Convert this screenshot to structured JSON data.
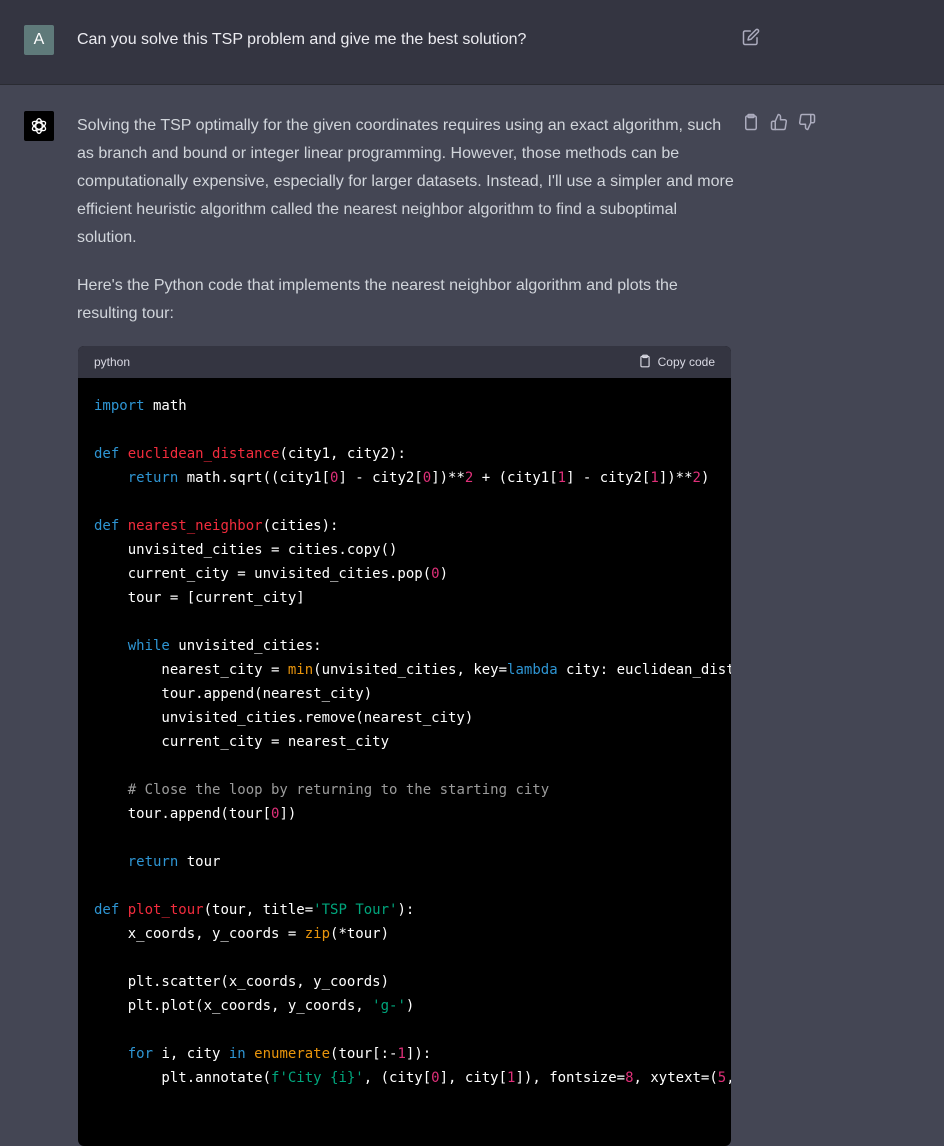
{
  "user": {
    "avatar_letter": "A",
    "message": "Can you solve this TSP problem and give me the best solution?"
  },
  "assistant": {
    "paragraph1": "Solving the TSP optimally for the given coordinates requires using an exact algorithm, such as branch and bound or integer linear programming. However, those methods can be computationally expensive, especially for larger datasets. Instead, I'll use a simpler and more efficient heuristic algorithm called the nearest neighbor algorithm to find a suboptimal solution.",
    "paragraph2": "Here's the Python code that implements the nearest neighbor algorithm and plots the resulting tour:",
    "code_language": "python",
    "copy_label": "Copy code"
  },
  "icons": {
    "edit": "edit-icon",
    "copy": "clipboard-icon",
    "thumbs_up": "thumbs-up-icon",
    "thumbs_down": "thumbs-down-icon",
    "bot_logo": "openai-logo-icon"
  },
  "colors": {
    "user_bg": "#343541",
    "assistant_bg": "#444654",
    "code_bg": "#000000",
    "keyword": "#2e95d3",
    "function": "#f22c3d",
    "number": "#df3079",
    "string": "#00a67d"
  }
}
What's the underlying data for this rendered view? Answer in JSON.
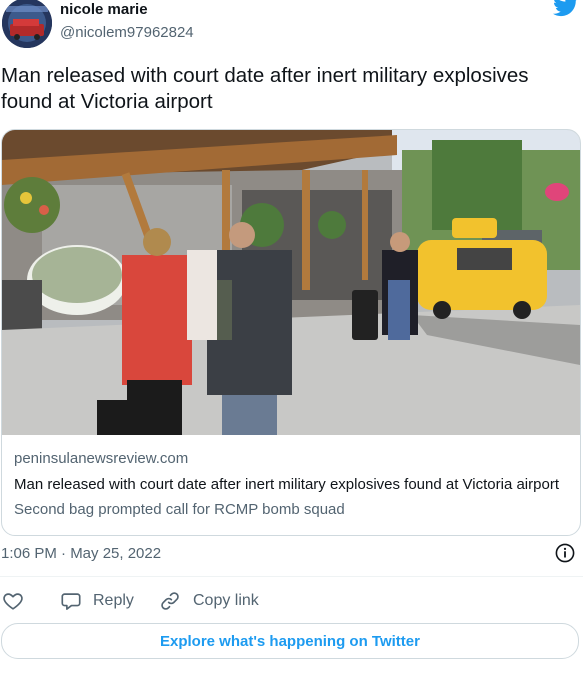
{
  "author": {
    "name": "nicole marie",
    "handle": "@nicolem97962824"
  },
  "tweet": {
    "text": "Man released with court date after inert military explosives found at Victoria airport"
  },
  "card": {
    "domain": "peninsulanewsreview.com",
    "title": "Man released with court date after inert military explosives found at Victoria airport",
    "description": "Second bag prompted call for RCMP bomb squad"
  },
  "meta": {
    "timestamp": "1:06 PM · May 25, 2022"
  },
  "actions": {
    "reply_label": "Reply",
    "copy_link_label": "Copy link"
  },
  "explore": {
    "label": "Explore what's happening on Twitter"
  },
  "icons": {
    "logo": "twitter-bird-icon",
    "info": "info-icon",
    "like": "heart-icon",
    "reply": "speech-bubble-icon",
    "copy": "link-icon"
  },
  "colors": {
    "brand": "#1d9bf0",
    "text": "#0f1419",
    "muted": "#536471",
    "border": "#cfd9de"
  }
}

-=-=-=-=-

§ WHAT YOU SHOULD DO: Copy out each line of the entries that holds "found".

§ TASK SOLUTION:
    "text": "Man released with court date after inert military explosives found at Victoria airport"
    "title": "Man released with court date after inert military explosives found at Victoria airport",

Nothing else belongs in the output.